> Dataset items
┌──

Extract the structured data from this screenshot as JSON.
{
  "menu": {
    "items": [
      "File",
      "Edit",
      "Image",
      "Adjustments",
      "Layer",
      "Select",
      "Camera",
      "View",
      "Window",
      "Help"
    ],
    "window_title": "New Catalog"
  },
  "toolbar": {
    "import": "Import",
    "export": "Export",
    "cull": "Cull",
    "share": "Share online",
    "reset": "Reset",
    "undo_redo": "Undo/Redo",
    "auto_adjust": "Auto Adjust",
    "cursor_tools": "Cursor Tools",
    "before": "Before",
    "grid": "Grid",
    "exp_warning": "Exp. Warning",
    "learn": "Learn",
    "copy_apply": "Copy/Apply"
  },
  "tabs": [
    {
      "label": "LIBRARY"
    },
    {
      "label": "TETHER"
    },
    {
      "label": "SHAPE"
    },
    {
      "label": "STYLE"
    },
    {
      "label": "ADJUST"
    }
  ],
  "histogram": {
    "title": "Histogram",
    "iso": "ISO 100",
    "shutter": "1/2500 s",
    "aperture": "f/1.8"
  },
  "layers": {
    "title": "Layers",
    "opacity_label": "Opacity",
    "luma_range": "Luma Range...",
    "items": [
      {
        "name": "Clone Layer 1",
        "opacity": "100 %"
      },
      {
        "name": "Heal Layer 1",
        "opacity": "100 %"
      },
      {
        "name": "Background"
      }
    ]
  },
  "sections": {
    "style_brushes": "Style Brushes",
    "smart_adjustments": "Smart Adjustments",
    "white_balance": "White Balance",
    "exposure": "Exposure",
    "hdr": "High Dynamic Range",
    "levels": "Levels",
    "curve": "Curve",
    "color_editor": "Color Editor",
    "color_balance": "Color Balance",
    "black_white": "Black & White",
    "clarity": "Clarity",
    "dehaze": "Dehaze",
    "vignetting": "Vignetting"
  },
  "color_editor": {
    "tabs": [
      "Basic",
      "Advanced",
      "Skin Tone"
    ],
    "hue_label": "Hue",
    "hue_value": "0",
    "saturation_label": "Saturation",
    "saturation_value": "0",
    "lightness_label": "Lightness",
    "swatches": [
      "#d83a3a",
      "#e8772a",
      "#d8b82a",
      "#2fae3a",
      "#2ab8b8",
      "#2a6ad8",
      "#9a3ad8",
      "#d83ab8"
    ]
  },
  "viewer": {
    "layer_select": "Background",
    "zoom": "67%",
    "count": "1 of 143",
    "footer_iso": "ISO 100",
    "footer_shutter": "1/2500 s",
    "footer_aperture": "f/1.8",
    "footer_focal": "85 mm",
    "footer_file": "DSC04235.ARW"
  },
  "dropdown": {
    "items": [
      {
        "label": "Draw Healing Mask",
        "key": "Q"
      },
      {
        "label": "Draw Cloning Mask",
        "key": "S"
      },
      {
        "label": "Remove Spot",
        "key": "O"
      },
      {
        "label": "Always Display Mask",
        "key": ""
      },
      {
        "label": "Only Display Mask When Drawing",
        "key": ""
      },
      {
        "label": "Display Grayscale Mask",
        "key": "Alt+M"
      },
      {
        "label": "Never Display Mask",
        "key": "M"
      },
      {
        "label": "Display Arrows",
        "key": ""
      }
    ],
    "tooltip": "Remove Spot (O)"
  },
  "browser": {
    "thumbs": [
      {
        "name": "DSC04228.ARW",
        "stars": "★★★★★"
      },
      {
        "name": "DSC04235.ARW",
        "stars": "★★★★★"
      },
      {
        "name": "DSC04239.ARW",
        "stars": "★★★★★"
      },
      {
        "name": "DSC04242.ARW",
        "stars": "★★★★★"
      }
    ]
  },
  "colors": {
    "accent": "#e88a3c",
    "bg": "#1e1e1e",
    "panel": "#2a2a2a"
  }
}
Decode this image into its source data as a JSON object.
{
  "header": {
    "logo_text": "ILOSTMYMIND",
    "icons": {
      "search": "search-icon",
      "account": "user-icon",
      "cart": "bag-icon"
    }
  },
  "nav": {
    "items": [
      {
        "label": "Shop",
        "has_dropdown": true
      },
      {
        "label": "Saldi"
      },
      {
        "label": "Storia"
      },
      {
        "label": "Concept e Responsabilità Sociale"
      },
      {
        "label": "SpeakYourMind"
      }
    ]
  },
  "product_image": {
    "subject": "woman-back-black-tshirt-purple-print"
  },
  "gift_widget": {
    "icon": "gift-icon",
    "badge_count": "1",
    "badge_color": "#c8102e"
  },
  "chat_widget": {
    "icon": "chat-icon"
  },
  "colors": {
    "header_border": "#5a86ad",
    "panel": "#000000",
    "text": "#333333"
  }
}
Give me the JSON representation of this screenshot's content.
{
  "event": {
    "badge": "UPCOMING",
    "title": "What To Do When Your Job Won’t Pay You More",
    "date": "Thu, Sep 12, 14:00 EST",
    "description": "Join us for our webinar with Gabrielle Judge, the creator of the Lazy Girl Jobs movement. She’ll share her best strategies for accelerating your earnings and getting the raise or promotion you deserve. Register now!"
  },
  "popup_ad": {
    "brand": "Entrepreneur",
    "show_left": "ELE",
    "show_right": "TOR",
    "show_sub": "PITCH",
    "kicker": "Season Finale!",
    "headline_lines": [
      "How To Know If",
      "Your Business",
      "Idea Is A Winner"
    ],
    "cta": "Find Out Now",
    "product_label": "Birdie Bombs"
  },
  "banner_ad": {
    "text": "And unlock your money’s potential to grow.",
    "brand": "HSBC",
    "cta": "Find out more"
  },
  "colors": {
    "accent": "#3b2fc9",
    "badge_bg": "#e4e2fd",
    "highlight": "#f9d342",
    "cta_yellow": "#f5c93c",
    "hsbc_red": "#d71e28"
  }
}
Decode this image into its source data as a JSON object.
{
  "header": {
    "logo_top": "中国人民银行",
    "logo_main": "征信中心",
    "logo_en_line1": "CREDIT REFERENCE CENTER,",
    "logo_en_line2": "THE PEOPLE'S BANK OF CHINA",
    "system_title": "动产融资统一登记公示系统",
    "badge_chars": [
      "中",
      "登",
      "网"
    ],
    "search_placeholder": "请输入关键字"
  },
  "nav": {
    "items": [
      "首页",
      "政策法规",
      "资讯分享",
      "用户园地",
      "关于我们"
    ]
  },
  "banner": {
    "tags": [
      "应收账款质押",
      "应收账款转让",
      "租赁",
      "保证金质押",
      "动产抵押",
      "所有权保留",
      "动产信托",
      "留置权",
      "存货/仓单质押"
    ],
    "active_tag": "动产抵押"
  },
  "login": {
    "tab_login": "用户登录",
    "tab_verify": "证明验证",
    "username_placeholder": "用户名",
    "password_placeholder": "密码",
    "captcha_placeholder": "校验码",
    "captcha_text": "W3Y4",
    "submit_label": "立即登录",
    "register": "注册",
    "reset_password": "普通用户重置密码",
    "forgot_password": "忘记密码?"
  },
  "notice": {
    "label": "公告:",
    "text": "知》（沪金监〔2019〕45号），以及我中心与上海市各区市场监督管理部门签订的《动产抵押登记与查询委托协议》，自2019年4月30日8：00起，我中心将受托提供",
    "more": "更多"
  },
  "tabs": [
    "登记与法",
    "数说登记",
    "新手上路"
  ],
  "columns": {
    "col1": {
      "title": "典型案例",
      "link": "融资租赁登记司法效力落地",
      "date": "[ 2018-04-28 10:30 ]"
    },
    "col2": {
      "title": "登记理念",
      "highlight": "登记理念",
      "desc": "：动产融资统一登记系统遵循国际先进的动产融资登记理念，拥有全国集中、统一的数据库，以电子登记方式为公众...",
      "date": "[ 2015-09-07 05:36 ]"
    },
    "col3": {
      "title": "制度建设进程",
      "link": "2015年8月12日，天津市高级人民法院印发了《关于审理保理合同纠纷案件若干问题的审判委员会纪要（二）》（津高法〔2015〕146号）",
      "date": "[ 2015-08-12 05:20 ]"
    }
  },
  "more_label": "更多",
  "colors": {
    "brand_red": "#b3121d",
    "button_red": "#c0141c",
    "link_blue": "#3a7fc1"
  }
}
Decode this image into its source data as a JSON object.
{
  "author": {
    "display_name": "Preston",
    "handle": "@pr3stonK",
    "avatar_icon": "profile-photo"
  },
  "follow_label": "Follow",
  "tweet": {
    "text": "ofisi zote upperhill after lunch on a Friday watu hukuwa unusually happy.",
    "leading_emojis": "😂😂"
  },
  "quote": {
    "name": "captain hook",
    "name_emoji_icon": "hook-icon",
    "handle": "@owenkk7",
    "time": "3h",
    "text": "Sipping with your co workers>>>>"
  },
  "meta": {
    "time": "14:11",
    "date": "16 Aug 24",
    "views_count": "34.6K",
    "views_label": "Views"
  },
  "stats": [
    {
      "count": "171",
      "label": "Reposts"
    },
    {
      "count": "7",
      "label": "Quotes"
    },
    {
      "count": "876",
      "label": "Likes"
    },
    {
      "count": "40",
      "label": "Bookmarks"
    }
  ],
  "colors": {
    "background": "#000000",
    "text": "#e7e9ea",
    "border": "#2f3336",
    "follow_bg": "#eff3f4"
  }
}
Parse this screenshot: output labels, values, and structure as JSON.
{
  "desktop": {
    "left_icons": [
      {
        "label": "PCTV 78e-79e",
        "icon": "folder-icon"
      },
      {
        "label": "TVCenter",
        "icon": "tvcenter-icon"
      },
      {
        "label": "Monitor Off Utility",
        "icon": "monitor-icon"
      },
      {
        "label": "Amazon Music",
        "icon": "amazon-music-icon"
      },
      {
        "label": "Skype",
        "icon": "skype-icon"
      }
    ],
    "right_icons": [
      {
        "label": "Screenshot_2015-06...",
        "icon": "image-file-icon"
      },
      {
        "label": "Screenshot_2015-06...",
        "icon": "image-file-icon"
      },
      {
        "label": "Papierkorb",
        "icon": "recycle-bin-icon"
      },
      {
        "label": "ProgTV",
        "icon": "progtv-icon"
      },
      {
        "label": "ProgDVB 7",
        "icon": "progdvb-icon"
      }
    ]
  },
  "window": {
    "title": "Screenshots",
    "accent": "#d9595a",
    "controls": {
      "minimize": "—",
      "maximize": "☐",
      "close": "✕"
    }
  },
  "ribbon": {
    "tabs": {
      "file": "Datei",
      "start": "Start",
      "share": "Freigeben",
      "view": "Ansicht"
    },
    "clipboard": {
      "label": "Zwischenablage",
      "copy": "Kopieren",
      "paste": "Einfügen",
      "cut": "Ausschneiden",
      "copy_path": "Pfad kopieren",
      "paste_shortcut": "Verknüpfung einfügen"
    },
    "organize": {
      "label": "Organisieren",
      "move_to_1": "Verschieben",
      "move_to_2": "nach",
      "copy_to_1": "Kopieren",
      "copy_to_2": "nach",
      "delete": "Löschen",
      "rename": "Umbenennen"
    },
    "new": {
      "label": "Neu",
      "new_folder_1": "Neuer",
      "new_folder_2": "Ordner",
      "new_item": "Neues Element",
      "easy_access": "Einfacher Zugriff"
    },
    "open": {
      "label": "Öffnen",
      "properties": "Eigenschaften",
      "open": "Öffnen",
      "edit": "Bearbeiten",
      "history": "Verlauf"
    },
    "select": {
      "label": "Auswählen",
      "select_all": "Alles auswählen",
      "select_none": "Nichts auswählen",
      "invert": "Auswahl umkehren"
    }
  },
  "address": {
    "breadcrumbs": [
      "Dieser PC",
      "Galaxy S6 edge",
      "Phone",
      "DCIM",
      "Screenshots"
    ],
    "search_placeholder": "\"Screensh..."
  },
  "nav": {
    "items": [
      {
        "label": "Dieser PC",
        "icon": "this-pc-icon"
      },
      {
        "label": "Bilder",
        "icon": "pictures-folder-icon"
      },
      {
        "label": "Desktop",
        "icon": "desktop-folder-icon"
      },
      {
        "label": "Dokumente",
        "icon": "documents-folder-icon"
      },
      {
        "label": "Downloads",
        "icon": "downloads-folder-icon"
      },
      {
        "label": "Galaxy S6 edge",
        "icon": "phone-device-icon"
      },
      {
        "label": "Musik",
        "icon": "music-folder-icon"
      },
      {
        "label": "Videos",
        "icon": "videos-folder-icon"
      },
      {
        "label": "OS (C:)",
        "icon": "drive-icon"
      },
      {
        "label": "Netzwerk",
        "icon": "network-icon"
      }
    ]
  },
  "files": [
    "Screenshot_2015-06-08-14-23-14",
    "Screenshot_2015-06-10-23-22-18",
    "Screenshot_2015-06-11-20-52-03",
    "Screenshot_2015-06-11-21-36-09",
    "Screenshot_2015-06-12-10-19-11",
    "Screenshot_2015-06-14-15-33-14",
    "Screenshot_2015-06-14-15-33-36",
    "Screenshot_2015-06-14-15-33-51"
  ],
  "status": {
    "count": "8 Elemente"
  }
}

└──

> DESCRIPTION OF THE TASK
Show each line of the data that contains the string "this".

> WRITTEN SOLUTION
Extract the structured data from this screenshot as JSON.
Decode this image into its source data as a JSON object.
Give me the JSON representation of this screenshot's content.
Decode this image into its source data as a JSON object.
Decode this image into its source data as a JSON object.
Parse this screenshot: output labels, values, and structure as JSON.
        "icon": "this-pc-icon"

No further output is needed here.